## What you need to do:
Show each line that has the string "product" in it.

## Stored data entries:
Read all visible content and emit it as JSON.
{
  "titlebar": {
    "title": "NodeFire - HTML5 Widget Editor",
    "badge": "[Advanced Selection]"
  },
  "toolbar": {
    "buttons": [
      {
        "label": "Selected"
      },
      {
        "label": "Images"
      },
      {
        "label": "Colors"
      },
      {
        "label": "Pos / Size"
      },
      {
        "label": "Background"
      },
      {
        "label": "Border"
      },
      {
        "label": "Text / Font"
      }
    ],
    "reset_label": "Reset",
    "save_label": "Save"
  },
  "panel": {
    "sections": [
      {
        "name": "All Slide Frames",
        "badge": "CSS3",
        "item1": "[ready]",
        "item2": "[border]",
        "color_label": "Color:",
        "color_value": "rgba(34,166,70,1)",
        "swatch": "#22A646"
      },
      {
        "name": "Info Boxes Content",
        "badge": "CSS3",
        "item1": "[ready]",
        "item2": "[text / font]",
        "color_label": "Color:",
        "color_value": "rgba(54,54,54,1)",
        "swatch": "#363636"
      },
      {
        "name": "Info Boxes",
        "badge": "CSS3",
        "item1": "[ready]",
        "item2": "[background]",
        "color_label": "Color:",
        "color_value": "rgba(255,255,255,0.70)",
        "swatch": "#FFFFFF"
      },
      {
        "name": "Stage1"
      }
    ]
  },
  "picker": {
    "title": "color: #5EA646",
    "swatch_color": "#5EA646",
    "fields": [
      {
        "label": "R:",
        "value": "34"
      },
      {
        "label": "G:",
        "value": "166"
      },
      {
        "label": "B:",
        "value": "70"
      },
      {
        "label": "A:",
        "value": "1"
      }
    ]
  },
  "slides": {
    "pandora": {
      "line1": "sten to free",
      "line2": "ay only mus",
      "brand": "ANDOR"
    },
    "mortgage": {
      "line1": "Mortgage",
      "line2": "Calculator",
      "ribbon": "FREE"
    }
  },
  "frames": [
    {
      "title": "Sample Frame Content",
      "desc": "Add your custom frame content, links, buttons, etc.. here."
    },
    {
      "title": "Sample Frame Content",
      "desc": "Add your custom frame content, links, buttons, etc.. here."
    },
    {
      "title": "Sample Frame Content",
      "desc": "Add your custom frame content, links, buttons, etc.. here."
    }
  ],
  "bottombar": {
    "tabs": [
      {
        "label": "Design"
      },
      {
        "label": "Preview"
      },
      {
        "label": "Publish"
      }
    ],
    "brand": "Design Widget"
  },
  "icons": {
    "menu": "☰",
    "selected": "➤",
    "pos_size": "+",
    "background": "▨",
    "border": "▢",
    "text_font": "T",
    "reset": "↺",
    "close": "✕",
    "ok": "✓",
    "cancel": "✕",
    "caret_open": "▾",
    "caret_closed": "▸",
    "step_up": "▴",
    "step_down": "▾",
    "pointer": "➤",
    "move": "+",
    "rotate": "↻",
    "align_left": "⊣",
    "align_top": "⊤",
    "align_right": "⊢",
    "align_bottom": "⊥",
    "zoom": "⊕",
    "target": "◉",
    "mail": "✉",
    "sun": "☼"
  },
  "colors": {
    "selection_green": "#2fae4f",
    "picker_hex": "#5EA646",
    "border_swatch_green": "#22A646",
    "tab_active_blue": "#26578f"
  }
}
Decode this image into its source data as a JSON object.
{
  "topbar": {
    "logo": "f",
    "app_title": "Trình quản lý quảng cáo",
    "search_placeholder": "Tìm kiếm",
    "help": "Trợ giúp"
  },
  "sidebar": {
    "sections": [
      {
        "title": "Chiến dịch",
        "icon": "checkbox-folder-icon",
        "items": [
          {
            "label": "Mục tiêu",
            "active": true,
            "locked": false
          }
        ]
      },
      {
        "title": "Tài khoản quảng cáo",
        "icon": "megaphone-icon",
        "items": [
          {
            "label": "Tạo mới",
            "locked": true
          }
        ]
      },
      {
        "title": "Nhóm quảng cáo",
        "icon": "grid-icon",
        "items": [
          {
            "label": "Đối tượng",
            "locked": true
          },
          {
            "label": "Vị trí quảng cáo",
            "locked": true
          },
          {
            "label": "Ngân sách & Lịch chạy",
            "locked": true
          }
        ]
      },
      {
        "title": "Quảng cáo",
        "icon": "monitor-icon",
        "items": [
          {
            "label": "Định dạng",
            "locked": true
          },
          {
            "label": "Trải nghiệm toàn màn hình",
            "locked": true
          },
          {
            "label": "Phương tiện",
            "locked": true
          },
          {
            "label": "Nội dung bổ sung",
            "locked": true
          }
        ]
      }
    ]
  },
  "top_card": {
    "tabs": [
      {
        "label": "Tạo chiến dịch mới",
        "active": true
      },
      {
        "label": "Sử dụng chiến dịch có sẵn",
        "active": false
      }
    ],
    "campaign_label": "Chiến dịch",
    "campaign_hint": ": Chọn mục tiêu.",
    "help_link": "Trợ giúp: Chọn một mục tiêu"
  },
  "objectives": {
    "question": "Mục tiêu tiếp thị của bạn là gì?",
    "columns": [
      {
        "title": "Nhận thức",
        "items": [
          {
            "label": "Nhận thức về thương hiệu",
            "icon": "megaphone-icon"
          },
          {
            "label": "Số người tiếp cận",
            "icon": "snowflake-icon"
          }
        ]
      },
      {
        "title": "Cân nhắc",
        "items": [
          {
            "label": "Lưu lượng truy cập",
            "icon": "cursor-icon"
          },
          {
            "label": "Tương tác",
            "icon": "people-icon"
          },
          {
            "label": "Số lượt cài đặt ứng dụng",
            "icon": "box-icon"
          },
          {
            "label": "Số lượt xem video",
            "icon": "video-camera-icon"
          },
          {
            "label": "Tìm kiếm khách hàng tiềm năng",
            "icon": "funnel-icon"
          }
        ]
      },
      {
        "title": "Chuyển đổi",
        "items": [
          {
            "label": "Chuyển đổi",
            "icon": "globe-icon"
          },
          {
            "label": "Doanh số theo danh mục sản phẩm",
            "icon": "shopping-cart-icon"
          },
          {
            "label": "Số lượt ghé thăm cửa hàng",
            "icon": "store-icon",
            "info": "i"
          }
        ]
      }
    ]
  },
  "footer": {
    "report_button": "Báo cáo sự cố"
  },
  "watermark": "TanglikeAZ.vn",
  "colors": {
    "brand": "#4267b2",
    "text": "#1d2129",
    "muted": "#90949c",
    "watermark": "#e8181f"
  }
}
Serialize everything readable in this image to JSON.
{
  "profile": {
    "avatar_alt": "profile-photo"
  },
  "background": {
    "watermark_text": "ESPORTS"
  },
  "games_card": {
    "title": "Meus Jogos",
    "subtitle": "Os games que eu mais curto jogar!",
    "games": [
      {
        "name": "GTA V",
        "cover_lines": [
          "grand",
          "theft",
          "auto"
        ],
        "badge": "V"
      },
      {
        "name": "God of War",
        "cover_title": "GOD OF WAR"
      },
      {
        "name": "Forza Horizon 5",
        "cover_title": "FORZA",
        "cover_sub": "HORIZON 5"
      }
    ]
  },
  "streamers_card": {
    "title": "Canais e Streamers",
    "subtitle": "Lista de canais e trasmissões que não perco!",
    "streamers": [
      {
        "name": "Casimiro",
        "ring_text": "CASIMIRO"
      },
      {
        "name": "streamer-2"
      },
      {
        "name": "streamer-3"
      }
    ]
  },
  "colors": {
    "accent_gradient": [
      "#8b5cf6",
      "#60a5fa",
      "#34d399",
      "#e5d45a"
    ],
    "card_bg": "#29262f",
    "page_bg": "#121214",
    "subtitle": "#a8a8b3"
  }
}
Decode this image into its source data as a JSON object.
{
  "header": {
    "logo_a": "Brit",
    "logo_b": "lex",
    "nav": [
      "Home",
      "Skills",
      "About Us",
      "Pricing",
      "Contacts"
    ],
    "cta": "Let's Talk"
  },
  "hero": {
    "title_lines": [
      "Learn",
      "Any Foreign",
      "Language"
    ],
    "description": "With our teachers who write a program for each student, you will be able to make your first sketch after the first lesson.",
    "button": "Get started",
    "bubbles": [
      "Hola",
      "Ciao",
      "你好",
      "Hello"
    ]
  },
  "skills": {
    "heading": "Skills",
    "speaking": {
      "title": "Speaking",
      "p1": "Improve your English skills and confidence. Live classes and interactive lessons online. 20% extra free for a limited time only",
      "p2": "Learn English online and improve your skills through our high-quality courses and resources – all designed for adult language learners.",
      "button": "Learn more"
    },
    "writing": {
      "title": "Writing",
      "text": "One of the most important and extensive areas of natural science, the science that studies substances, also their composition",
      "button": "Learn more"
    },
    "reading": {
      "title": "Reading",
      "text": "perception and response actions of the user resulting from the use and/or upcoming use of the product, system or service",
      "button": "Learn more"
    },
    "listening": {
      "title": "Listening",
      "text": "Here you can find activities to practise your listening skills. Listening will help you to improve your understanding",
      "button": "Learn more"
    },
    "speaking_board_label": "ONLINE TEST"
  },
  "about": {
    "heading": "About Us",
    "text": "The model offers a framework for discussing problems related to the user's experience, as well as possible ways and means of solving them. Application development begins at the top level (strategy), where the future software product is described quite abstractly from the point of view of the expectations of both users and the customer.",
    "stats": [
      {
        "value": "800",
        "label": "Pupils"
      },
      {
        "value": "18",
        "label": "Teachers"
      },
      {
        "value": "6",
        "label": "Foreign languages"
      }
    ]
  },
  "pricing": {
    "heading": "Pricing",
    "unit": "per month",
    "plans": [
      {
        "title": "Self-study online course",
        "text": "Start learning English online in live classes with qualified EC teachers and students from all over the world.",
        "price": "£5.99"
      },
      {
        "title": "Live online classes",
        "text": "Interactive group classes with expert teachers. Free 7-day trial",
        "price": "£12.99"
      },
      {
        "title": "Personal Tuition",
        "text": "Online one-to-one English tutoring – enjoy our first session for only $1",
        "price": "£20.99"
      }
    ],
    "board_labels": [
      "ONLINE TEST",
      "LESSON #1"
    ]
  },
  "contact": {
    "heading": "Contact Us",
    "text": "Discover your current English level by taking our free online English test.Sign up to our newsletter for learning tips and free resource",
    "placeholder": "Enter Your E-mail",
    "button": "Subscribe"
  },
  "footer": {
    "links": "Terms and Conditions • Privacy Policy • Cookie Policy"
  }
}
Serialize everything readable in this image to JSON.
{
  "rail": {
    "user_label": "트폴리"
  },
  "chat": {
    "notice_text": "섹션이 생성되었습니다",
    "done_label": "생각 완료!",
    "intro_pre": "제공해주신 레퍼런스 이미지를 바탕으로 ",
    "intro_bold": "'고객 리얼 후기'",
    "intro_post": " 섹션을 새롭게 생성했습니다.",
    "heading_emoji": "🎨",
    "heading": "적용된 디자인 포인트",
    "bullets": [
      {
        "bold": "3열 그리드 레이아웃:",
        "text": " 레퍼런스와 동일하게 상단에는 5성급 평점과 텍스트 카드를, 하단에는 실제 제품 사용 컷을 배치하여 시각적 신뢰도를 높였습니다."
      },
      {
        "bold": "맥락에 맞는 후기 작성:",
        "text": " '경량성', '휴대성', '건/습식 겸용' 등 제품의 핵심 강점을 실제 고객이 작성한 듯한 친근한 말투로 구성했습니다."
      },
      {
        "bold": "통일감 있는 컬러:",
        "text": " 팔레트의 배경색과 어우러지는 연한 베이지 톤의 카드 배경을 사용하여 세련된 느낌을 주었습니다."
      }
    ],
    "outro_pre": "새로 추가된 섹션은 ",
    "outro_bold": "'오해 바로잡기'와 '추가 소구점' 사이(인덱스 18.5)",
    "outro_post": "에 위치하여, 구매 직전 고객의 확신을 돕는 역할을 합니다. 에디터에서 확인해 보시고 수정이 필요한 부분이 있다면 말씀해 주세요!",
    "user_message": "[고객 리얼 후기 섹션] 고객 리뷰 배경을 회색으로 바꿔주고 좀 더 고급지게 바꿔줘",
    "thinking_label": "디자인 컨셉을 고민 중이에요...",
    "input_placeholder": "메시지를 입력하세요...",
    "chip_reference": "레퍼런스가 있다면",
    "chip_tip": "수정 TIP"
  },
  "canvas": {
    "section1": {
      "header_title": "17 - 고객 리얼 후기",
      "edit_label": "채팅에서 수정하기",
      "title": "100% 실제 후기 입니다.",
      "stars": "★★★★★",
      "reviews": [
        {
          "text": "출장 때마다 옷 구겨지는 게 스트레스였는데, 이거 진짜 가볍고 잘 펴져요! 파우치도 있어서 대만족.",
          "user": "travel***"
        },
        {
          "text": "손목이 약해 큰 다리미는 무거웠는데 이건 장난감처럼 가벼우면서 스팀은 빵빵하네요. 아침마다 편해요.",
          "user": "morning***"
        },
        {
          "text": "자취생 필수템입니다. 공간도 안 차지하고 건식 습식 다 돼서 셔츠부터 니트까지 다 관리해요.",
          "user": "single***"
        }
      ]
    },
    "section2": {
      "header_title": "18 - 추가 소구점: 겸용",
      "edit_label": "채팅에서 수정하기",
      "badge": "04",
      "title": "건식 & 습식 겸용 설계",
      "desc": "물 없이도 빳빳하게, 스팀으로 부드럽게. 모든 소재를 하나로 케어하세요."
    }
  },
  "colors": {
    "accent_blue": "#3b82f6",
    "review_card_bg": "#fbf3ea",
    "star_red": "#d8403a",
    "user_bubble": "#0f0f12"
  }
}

## Reply to the task:
      "text": "perception and response actions of the user resulting from the use and/or upcoming use of the product, system or service",
    "text": "The model offers a framework for discussing problems related to the user's experience, as well as possible ways and means of solving them. Application development begins at the top level (strategy), where the future software product is described quite abstractly from the point of view of the expectations of both users and the customer.",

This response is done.